● WHAT THE TASK REQUIRES
Examine the entries below, count the lines holding the string "title", and respond with the number only.

·····

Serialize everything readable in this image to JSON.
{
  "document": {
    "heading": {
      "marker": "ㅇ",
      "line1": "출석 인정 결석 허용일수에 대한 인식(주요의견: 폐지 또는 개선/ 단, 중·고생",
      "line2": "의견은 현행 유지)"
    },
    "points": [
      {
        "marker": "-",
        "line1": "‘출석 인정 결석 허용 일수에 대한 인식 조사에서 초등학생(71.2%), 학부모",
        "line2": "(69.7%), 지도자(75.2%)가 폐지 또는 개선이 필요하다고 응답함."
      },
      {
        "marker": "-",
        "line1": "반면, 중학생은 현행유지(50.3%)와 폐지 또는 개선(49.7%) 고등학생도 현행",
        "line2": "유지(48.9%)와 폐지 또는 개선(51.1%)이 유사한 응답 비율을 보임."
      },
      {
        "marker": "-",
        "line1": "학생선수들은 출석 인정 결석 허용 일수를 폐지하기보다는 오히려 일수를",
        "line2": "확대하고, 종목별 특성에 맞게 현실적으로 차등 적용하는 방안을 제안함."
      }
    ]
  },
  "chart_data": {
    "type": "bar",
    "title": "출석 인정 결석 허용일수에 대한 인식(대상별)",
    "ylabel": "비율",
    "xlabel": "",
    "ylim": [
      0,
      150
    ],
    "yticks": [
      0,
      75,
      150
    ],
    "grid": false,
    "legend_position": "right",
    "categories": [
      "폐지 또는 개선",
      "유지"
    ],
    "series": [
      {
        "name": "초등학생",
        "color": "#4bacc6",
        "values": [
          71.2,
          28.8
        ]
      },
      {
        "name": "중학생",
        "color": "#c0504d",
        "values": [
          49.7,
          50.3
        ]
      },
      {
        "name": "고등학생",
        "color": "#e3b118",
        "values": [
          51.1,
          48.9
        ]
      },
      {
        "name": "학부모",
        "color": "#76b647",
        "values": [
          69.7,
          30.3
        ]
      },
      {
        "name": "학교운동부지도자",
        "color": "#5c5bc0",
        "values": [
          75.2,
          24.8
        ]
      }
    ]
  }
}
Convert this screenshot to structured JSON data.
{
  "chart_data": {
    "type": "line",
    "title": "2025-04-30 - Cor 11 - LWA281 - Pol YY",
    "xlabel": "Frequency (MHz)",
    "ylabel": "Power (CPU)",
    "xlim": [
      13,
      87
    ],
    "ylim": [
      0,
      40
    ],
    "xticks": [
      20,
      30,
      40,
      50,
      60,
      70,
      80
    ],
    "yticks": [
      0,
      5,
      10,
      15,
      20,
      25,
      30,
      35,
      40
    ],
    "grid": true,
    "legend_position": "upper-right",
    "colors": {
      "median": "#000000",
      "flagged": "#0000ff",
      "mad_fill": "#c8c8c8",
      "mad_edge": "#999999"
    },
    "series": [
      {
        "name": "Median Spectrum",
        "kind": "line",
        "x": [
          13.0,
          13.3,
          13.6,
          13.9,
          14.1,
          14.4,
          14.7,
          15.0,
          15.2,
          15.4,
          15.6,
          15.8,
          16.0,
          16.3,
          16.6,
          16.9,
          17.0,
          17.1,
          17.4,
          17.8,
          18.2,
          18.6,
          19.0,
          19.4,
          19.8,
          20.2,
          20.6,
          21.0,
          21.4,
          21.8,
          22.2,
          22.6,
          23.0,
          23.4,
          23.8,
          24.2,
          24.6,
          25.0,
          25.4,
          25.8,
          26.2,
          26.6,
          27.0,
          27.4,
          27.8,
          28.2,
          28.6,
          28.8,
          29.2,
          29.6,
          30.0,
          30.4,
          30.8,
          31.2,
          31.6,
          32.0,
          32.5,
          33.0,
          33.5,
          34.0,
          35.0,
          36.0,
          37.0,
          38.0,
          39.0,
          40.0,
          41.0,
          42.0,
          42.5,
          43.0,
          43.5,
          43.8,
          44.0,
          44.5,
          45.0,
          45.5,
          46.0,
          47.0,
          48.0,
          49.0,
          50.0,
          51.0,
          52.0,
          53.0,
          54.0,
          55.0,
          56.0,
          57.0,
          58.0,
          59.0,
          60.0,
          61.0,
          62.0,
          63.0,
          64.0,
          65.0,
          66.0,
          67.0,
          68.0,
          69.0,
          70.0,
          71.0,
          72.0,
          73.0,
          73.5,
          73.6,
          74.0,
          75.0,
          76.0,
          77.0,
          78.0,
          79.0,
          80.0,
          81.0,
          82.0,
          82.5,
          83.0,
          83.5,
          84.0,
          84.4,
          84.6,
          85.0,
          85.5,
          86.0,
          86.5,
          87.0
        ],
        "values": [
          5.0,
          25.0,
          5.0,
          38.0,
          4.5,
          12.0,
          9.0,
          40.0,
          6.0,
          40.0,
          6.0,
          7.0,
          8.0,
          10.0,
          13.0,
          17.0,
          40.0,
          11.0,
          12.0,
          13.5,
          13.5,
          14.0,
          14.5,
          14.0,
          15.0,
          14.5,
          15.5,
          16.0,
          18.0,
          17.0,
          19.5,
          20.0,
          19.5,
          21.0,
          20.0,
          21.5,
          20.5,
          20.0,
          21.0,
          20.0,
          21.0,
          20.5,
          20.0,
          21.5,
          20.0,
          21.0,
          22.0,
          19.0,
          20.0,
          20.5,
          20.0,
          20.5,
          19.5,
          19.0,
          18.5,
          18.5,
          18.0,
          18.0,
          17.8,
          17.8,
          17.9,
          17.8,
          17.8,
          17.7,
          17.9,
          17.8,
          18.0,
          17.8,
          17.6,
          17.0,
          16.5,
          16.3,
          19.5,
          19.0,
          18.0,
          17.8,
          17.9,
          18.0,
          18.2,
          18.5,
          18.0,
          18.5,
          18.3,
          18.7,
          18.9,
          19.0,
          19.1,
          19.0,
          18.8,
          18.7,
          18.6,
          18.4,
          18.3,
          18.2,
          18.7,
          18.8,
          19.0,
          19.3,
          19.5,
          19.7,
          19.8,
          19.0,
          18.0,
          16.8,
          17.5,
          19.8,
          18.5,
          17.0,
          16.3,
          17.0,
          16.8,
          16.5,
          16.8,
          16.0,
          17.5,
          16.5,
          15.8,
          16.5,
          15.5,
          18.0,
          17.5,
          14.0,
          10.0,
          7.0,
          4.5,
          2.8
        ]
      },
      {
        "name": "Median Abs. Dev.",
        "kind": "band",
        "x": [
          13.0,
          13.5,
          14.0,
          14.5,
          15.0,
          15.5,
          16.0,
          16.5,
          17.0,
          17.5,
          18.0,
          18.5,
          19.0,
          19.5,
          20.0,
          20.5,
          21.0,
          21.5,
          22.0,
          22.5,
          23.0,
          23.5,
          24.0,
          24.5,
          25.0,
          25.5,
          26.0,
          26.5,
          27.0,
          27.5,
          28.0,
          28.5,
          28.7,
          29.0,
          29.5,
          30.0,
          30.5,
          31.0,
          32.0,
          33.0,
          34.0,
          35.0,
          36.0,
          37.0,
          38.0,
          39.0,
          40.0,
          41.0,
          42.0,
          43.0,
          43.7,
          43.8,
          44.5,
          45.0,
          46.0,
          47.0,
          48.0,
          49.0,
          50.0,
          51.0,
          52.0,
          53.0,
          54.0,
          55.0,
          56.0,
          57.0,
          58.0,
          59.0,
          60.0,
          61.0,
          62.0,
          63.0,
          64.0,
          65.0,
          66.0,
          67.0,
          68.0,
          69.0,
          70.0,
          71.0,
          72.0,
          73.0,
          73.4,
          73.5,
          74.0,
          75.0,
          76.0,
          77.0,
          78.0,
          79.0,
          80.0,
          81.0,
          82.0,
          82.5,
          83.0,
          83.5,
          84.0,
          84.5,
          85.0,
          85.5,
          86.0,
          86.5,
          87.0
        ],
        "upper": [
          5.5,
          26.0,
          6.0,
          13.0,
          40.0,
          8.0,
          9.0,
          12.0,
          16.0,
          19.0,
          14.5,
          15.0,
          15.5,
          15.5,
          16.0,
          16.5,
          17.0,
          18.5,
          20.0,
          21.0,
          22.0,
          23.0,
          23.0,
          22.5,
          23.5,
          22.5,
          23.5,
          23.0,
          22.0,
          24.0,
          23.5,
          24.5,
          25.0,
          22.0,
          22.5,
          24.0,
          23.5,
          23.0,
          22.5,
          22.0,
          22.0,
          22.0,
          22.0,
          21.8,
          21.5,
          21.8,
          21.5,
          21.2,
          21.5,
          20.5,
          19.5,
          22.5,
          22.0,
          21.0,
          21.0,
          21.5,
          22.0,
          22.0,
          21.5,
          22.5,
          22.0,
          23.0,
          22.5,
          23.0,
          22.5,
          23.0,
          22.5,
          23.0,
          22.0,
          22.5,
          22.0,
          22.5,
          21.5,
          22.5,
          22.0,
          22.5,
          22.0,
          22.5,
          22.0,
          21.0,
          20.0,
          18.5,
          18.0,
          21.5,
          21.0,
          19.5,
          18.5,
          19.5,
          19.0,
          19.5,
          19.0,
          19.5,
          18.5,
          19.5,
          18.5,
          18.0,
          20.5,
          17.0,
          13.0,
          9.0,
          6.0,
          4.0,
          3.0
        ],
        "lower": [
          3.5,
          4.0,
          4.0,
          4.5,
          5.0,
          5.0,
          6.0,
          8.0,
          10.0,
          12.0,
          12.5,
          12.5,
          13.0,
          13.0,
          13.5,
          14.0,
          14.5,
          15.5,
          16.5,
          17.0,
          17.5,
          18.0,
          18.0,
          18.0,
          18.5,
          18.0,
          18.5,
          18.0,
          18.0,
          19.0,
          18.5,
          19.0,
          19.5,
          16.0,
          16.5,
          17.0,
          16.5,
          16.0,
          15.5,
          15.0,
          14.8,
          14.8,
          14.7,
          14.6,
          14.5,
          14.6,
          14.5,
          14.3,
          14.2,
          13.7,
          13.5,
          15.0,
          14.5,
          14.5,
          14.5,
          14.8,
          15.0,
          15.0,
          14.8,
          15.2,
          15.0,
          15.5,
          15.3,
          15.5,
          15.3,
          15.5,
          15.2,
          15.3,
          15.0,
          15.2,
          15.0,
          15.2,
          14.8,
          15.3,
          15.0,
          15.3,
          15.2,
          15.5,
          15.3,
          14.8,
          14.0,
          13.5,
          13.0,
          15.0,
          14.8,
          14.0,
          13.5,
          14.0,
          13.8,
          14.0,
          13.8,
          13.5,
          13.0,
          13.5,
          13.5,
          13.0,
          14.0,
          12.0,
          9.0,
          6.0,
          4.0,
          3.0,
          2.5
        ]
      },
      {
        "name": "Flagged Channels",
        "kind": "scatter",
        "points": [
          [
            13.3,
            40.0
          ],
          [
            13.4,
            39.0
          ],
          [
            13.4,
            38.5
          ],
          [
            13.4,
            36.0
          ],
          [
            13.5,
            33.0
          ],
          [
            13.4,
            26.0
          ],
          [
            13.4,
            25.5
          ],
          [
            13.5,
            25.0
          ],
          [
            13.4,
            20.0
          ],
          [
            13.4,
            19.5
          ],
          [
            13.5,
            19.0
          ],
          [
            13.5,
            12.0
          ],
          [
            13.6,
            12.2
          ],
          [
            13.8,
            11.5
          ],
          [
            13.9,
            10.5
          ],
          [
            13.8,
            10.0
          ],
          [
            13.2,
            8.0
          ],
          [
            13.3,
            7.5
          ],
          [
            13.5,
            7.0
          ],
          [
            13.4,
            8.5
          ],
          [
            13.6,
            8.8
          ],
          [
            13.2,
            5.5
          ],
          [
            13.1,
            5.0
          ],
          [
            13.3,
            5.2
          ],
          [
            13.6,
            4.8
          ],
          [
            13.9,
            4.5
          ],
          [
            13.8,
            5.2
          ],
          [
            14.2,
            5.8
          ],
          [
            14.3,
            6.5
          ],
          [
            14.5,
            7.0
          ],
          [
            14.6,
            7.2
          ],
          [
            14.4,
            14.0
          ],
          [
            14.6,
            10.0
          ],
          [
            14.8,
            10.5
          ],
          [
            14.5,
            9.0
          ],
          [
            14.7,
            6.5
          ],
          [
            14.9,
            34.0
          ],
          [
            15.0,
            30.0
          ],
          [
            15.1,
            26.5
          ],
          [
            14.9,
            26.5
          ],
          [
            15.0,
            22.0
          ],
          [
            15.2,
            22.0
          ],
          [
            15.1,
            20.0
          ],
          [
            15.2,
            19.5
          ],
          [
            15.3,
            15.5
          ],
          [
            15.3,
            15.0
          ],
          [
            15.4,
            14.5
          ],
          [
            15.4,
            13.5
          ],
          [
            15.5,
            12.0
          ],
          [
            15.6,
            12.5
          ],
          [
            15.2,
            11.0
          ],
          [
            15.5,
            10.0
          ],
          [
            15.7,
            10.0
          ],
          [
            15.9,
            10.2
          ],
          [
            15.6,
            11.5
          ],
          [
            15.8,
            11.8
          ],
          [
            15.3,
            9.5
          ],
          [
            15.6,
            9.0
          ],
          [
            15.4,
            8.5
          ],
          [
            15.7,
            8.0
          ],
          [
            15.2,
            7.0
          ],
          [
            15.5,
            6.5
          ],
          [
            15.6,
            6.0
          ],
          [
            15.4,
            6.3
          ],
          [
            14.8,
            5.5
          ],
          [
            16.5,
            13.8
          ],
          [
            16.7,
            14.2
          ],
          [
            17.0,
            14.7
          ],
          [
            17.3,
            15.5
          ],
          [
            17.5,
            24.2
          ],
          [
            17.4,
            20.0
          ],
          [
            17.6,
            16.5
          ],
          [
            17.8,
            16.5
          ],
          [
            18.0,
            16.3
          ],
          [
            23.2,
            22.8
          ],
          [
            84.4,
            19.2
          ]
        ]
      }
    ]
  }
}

·····

● TASK OUTPUT
2